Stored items
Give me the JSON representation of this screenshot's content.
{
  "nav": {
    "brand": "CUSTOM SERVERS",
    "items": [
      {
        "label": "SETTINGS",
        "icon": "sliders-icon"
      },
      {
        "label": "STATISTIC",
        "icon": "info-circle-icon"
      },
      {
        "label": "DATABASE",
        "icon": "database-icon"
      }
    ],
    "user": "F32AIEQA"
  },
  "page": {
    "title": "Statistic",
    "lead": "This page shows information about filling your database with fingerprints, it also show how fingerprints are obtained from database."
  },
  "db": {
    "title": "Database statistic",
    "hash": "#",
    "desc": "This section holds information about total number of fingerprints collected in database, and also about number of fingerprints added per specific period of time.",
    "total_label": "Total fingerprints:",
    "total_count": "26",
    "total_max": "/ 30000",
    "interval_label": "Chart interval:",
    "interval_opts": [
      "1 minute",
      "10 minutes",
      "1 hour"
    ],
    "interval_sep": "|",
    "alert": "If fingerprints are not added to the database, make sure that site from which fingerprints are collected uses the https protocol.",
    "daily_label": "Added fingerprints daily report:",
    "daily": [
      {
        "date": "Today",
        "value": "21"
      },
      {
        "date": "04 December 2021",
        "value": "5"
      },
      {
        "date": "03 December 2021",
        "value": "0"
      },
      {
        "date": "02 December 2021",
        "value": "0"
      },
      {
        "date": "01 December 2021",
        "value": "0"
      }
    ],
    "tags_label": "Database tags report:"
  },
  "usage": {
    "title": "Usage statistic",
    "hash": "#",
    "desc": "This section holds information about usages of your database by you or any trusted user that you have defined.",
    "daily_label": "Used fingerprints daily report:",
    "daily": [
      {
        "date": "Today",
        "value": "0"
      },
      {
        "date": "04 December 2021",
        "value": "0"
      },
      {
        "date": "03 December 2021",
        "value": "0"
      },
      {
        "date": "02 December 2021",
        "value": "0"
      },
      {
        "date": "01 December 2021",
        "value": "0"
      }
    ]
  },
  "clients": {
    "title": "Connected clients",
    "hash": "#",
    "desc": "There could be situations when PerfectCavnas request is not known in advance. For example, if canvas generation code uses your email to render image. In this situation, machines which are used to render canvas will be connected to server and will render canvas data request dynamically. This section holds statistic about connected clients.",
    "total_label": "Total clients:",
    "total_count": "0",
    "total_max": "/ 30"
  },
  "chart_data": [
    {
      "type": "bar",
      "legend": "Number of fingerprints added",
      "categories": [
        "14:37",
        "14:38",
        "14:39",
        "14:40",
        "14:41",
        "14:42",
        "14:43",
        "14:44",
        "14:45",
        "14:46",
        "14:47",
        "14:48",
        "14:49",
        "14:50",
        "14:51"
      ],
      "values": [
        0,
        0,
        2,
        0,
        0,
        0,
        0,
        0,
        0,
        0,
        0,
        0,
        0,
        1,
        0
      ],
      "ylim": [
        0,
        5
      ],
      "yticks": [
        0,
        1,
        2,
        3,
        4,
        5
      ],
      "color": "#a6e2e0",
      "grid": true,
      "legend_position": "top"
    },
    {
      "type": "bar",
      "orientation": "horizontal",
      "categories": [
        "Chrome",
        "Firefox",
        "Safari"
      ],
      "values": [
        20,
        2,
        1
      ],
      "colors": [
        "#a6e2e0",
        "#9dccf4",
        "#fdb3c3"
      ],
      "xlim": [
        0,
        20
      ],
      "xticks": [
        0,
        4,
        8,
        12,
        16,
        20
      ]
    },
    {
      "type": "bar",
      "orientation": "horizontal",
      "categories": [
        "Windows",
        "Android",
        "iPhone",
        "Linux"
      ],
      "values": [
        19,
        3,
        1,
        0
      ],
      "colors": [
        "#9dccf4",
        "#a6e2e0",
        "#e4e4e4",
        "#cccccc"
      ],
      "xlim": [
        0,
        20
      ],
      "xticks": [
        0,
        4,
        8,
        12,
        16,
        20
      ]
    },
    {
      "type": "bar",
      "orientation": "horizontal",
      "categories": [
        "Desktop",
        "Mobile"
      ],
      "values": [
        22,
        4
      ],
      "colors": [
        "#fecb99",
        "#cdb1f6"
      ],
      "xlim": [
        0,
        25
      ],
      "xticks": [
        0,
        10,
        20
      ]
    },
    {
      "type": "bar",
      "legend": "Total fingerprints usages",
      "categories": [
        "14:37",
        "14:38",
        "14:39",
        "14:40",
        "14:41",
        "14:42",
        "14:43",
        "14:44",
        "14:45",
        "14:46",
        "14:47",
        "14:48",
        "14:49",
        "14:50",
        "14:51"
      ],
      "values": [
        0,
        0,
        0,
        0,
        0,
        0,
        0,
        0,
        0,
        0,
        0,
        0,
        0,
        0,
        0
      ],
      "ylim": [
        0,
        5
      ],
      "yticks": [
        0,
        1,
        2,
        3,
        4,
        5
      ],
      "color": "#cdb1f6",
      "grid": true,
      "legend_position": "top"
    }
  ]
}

■ **Directions**: Write out all the entries exactly.

■ **Answer to this problem**:
Give me the JSON representation of this screenshot's content.
{
  "nav": {
    "brand": "CUSTOM SERVERS",
    "items": [
      {
        "label": "SETTINGS",
        "icon": "sliders-icon"
      },
      {
        "label": "STATISTIC",
        "icon": "info-circle-icon"
      },
      {
        "label": "DATABASE",
        "icon": "database-icon"
      }
    ],
    "user": "F32AIEQA"
  },
  "page": {
    "title": "Statistic",
    "lead": "This page shows information about filling your database with fingerprints, it also show how fingerprints are obtained from database."
  },
  "db": {
    "title": "Database statistic",
    "hash": "#",
    "desc": "This section holds information about total number of fingerprints collected in database, and also about number of fingerprints added per specific period of time.",
    "total_label": "Total fingerprints:",
    "total_count": "26",
    "total_max": "/ 30000",
    "interval_label": "Chart interval:",
    "interval_opts": [
      "1 minute",
      "10 minutes",
      "1 hour"
    ],
    "interval_sep": "|",
    "alert": "If fingerprints are not added to the database, make sure that site from which fingerprints are collected uses the https protocol.",
    "daily_label": "Added fingerprints daily report:",
    "daily": [
      {
        "date": "Today",
        "value": "21"
      },
      {
        "date": "04 December 2021",
        "value": "5"
      },
      {
        "date": "03 December 2021",
        "value": "0"
      },
      {
        "date": "02 December 2021",
        "value": "0"
      },
      {
        "date": "01 December 2021",
        "value": "0"
      }
    ],
    "tags_label": "Database tags report:"
  },
  "usage": {
    "title": "Usage statistic",
    "hash": "#",
    "desc": "This section holds information about usages of your database by you or any trusted user that you have defined.",
    "daily_label": "Used fingerprints daily report:",
    "daily": [
      {
        "date": "Today",
        "value": "0"
      },
      {
        "date": "04 December 2021",
        "value": "0"
      },
      {
        "date": "03 December 2021",
        "value": "0"
      },
      {
        "date": "02 December 2021",
        "value": "0"
      },
      {
        "date": "01 December 2021",
        "value": "0"
      }
    ]
  },
  "clients": {
    "title": "Connected clients",
    "hash": "#",
    "desc": "There could be situations when PerfectCavnas request is not known in advance. For example, if canvas generation code uses your email to render image. In this situation, machines which are used to render canvas will be connected to server and will render canvas data request dynamically. This section holds statistic about connected clients.",
    "total_label": "Total clients:",
    "total_count": "0",
    "total_max": "/ 30"
  },
  "chart_data": [
    {
      "type": "bar",
      "legend": "Number of fingerprints added",
      "categories": [
        "14:37",
        "14:38",
        "14:39",
        "14:40",
        "14:41",
        "14:42",
        "14:43",
        "14:44",
        "14:45",
        "14:46",
        "14:47",
        "14:48",
        "14:49",
        "14:50",
        "14:51"
      ],
      "values": [
        0,
        0,
        2,
        0,
        0,
        0,
        0,
        0,
        0,
        0,
        0,
        0,
        0,
        1,
        0
      ],
      "ylim": [
        0,
        5
      ],
      "yticks": [
        0,
        1,
        2,
        3,
        4,
        5
      ],
      "color": "#a6e2e0",
      "grid": true,
      "legend_position": "top"
    },
    {
      "type": "bar",
      "orientation": "horizontal",
      "categories": [
        "Chrome",
        "Firefox",
        "Safari"
      ],
      "values": [
        20,
        2,
        1
      ],
      "colors": [
        "#a6e2e0",
        "#9dccf4",
        "#fdb3c3"
      ],
      "xlim": [
        0,
        20
      ],
      "xticks": [
        0,
        4,
        8,
        12,
        16,
        20
      ]
    },
    {
      "type": "bar",
      "orientation": "horizontal",
      "categories": [
        "Windows",
        "Android",
        "iPhone",
        "Linux"
      ],
      "values": [
        19,
        3,
        1,
        0
      ],
      "colors": [
        "#9dccf4",
        "#a6e2e0",
        "#e4e4e4",
        "#cccccc"
      ],
      "xlim": [
        0,
        20
      ],
      "xticks": [
        0,
        4,
        8,
        12,
        16,
        20
      ]
    },
    {
      "type": "bar",
      "orientation": "horizontal",
      "categories": [
        "Desktop",
        "Mobile"
      ],
      "values": [
        22,
        4
      ],
      "colors": [
        "#fecb99",
        "#cdb1f6"
      ],
      "xlim": [
        0,
        25
      ],
      "xticks": [
        0,
        10,
        20
      ]
    },
    {
      "type": "bar",
      "legend": "Total fingerprints usages",
      "categories": [
        "14:37",
        "14:38",
        "14:39",
        "14:40",
        "14:41",
        "14:42",
        "14:43",
        "14:44",
        "14:45",
        "14:46",
        "14:47",
        "14:48",
        "14:49",
        "14:50",
        "14:51"
      ],
      "values": [
        0,
        0,
        0,
        0,
        0,
        0,
        0,
        0,
        0,
        0,
        0,
        0,
        0,
        0,
        0
      ],
      "ylim": [
        0,
        5
      ],
      "yticks": [
        0,
        1,
        2,
        3,
        4,
        5
      ],
      "color": "#cdb1f6",
      "grid": true,
      "legend_position": "top"
    }
  ]
}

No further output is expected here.